====== Provided passage ======

Law in Contemporary Society

A True Test of Resolve

-- By MikeCarson - Edited 1 June 2017

This course was as much about understanding subconscious thought as it was anything else. I saw in Veblen an argument that subconscious fear drives us. Over weeks I couldn't let it go. It felt immediately and intuitively true, and it seemed important. But while it the resonated with me, I wasn't sure where it should take me.

I.

I've always been pretty deeply uncomfortable writing in a first-person, self-reflective style. It feels self-indulgent—and besides, I've never found my self-analysis to age well in print. But the last two drafts failed in part because I didn't care to delve into my own emotional prospective on the subject matter. That approach made them read like tortured and equivocated answers to a question no one was asking.

Which is buildup to saying, here is how I think that talk of the subconscious made me I feel: it made me worry that over time I've reinforced portions of my self-conception to protect myself from feeling weak, even doing so might well be causing me harm. It made me concerned that I've let myself internalize some values (albeit not all the same ones) that don't help make me better or more productive, out of a subconscious effort to protect myself from some kind of imagined violence. And it left me wondering about what it would even look like to remake these parts of myself, or whether that's the right question to be asking in the first place.

To be clear, I don't feel disordered, or socially maladapted. I certainly don't think I'm remotely pathological. If some parts of the self-image I want to sell to myself aren't totally functional, I still feel productive and balanced on the whole.

On the other hand, I do have difficulty writing a first-person essay without feeling preemptive shame at having to read it later. I have mostly failed to create any art in my lifetime more personal than a newspaper column with a firm news peg. I have sometimes (like some of Lawrence Joseph's lawyers) taken a perverse pride in being a professional hatchet man, and talked as though needing to feel good about the professional work you do is a personal weakness or handicap. And I've done those things even though I've known they're almost certainly bad for me. That part of me could use some work.

======

• [To-do list]:
a. In the essay on subconscious fear, what does the writer say the course was as much about as anything else?
b. Write the next part of the essay on subconscious fear and self-conception, picking up right after its last paragraph.

====== Source excerpt ======

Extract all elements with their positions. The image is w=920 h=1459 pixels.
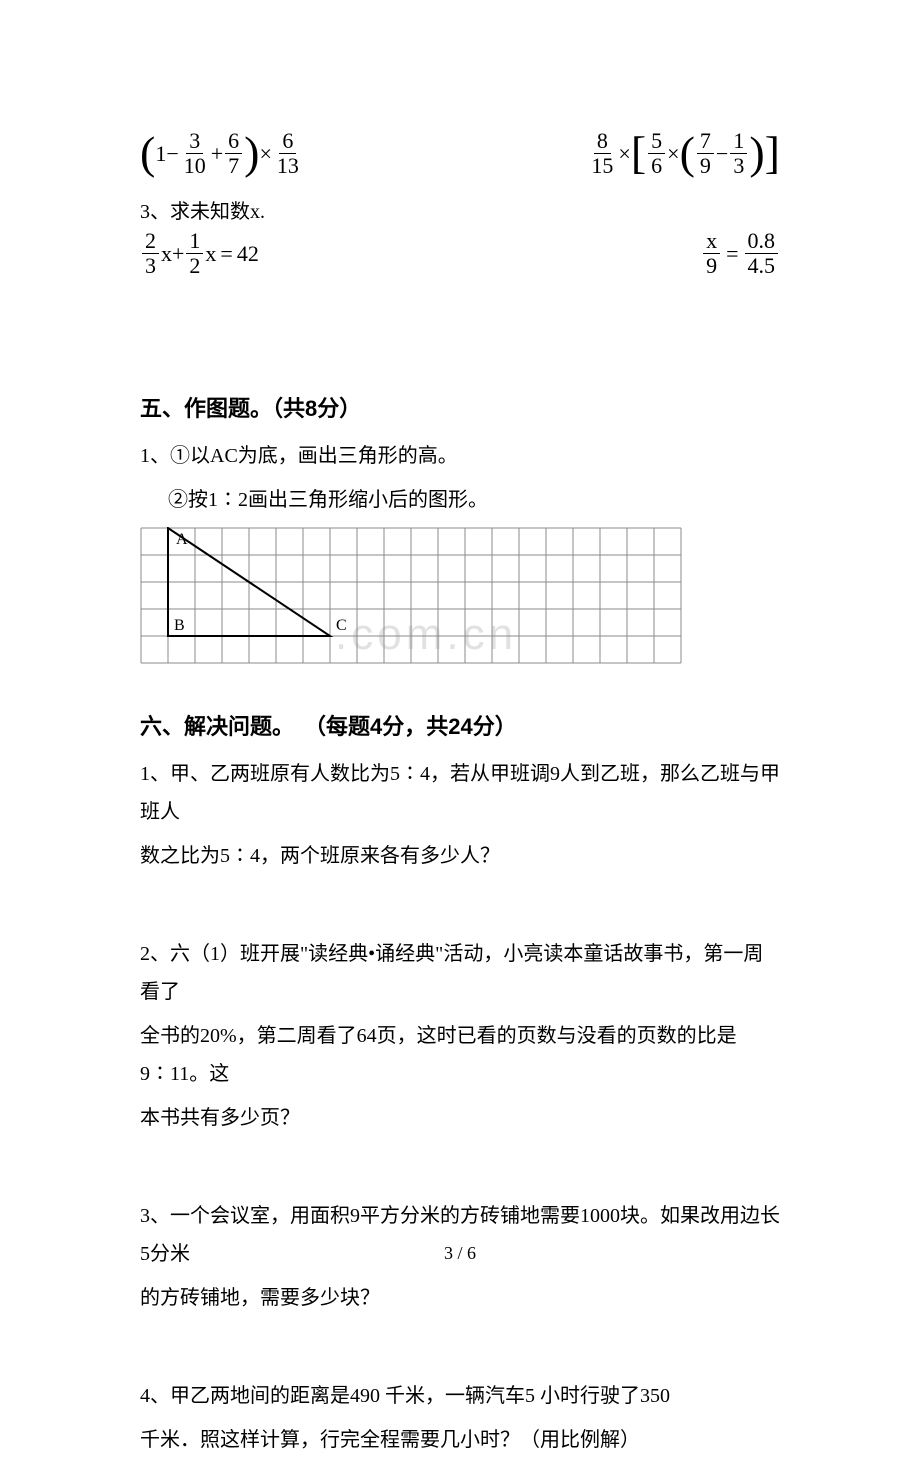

======

• [The results]:
a. Understanding subconscious thought.

b.
II.

At first blush, I didn't feel a lot of connection to the idea that I was well-described a a “risk adverse control freak.” It's not just that there's no day planner in my life; much of the time, there's no plan. I made a living as a campaign rat in part because I liked living a few months at a time, committing totally to a task at hand with no idea where it might bring me next.

But I reconsidered that when I recently listened to a serialize podcast on Bowe Bergdahl,the young American soldier who walked off a military base in Afghanistan and paid for it by spending the better part of five years locked in a cage by the Taliban.

In a portion of the piece, Bergdahl discussed his thoughts about military life: “I wanted to be a soldier, but I wanted to be a soldier back then. I wanted to be a World War II soldier. I wanted to be an 1800s soldier. I wanted to be a samurai soldier, a fighter, warrior. I wanted to be...you know, more than anything, I wanted to be a kung-fu fighter. Honestly. I love the idea of just, basically, your hands and that's it. You know?”

In my previous draft of this essay, I mucked around with the idea that modern industrialized people carry around the vestigial fears evolved for a world more violent, chaotic and uncertain than our own. In Sgt. Bergdahl, I saw a young man who must have lived with that kind of fear writ large. By his own telling, both his enlistment and his desertion were conscious choices made in large part to live up to a sort of mythologized, stoic-warrior ethic he styled for himself. Bergdahl claims his motivation for walking off was to win an audience with senior military leadership in order to criticize perceived failures in leadership by his more immediate superiors. Perhaps. But the means he selected speak to a different insecurity: “Doing what I did is me saying that I am like, I don't know, Jason Bourne...I had this fantastic idea that I was going to prove to the world that I was the real thing.” Bergdahl was so motivated by a fear that he wasn't strong and tough and competent enough, that he felt absolutely compelled to put himself into a situation that would absolutely prove it.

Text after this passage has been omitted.